━━━ RECORDS FOR PROCESSING ━━━

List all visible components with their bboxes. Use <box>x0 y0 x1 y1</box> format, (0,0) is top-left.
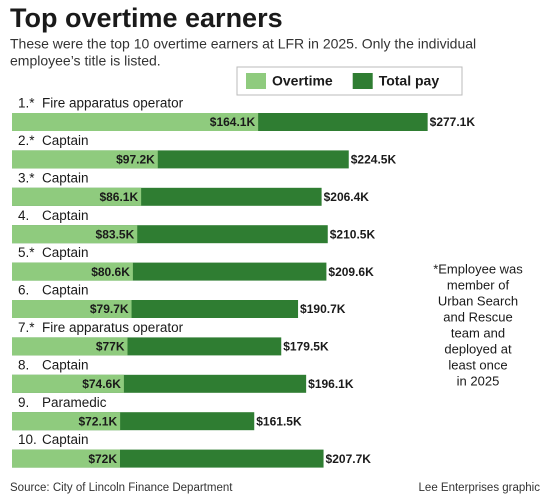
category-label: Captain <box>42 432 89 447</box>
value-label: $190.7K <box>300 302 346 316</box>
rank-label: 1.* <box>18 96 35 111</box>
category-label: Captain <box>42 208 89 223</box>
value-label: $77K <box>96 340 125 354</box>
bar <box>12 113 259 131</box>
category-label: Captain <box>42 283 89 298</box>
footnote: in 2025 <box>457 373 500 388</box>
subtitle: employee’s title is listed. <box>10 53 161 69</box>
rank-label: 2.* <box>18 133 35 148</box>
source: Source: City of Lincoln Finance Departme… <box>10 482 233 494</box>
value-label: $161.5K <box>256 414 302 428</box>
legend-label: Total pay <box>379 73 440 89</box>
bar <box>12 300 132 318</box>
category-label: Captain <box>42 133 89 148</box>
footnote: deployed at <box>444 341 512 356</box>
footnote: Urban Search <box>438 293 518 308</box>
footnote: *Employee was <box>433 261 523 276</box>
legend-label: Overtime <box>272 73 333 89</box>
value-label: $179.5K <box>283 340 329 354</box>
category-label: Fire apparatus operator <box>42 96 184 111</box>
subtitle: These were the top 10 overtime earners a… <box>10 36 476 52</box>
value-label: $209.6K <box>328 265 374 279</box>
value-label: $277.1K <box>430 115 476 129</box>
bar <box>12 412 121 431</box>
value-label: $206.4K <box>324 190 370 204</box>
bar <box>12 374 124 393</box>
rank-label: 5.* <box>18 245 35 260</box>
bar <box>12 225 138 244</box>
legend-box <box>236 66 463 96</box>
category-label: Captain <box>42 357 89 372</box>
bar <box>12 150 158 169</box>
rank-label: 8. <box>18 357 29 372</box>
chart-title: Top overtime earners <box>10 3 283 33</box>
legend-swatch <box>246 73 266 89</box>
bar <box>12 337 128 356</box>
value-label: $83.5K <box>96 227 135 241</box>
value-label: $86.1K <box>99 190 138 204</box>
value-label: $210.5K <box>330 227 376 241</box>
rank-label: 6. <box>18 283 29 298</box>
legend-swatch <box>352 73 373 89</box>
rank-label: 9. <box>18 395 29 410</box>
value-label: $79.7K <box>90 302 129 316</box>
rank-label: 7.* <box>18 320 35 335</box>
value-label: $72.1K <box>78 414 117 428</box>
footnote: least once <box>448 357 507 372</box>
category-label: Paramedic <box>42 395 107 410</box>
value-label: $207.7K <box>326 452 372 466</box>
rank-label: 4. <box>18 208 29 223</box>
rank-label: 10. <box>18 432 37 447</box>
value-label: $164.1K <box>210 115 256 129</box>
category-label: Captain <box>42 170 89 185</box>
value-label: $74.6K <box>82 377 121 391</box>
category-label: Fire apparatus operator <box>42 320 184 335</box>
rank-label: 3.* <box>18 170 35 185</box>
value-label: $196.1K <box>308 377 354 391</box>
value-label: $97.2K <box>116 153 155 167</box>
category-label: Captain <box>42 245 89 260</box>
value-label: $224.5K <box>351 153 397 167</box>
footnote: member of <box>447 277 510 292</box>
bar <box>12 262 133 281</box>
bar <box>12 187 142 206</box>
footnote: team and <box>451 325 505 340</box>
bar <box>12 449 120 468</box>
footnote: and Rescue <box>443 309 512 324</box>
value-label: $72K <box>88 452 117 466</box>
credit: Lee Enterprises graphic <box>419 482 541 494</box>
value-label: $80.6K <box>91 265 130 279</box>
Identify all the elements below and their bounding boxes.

━━━

**TASK DESCRIPTION**
Rewrite the listing above with every "Captain" swapped for "Lieutenant" and nothing else changed. Leave out the picture.

**SOLUTION TO THE EXERCISE**
List all visible components with their bboxes. Use <box>x0 y0 x1 y1</box> format, (0,0) is top-left.
category-label: Lieutenant <box>42 432 89 447</box>
value-label: $190.7K <box>300 302 346 316</box>
rank-label: 1.* <box>18 96 35 111</box>
category-label: Lieutenant <box>42 208 89 223</box>
value-label: $77K <box>96 340 125 354</box>
bar <box>12 113 259 131</box>
category-label: Lieutenant <box>42 283 89 298</box>
footnote: in 2025 <box>457 373 500 388</box>
subtitle: employee’s title is listed. <box>10 53 161 69</box>
rank-label: 2.* <box>18 133 35 148</box>
source: Source: City of Lincoln Finance Departme… <box>10 482 233 494</box>
value-label: $161.5K <box>256 414 302 428</box>
legend-label: Total pay <box>379 73 440 89</box>
bar <box>12 300 132 318</box>
category-label: Lieutenant <box>42 133 89 148</box>
footnote: deployed at <box>444 341 512 356</box>
footnote: Urban Search <box>438 293 518 308</box>
footnote: *Employee was <box>433 261 523 276</box>
legend-label: Overtime <box>272 73 333 89</box>
value-label: $179.5K <box>283 340 329 354</box>
category-label: Fire apparatus operator <box>42 96 184 111</box>
subtitle: These were the top 10 overtime earners a… <box>10 36 476 52</box>
value-label: $209.6K <box>328 265 374 279</box>
value-label: $277.1K <box>430 115 476 129</box>
bar <box>12 412 121 431</box>
value-label: $206.4K <box>324 190 370 204</box>
bar <box>12 374 124 393</box>
rank-label: 5.* <box>18 245 35 260</box>
bar <box>12 225 138 244</box>
legend-box <box>236 66 463 96</box>
category-label: Lieutenant <box>42 357 89 372</box>
bar <box>12 150 158 169</box>
rank-label: 8. <box>18 357 29 372</box>
chart-title: Top overtime earners <box>10 3 283 33</box>
legend-swatch <box>246 73 266 89</box>
bar <box>12 337 128 356</box>
value-label: $83.5K <box>96 227 135 241</box>
value-label: $86.1K <box>99 190 138 204</box>
value-label: $210.5K <box>330 227 376 241</box>
rank-label: 6. <box>18 283 29 298</box>
legend-swatch <box>352 73 373 89</box>
rank-label: 9. <box>18 395 29 410</box>
value-label: $79.7K <box>90 302 129 316</box>
rank-label: 7.* <box>18 320 35 335</box>
value-label: $72.1K <box>78 414 117 428</box>
footnote: least once <box>448 357 507 372</box>
category-label: Paramedic <box>42 395 107 410</box>
value-label: $207.7K <box>326 452 372 466</box>
rank-label: 4. <box>18 208 29 223</box>
rank-label: 10. <box>18 432 37 447</box>
value-label: $164.1K <box>210 115 256 129</box>
category-label: Lieutenant <box>42 170 89 185</box>
value-label: $74.6K <box>82 377 121 391</box>
category-label: Fire apparatus operator <box>42 320 184 335</box>
rank-label: 3.* <box>18 170 35 185</box>
value-label: $196.1K <box>308 377 354 391</box>
value-label: $97.2K <box>116 153 155 167</box>
category-label: Lieutenant <box>42 245 89 260</box>
value-label: $224.5K <box>351 153 397 167</box>
footnote: member of <box>447 277 510 292</box>
bar <box>12 262 133 281</box>
bar <box>12 187 142 206</box>
footnote: team and <box>451 325 505 340</box>
bar <box>12 449 120 468</box>
footnote: and Rescue <box>443 309 512 324</box>
value-label: $72K <box>88 452 117 466</box>
credit: Lee Enterprises graphic <box>419 482 541 494</box>
value-label: $80.6K <box>91 265 130 279</box>
Identify all the elements below and their bounding boxes.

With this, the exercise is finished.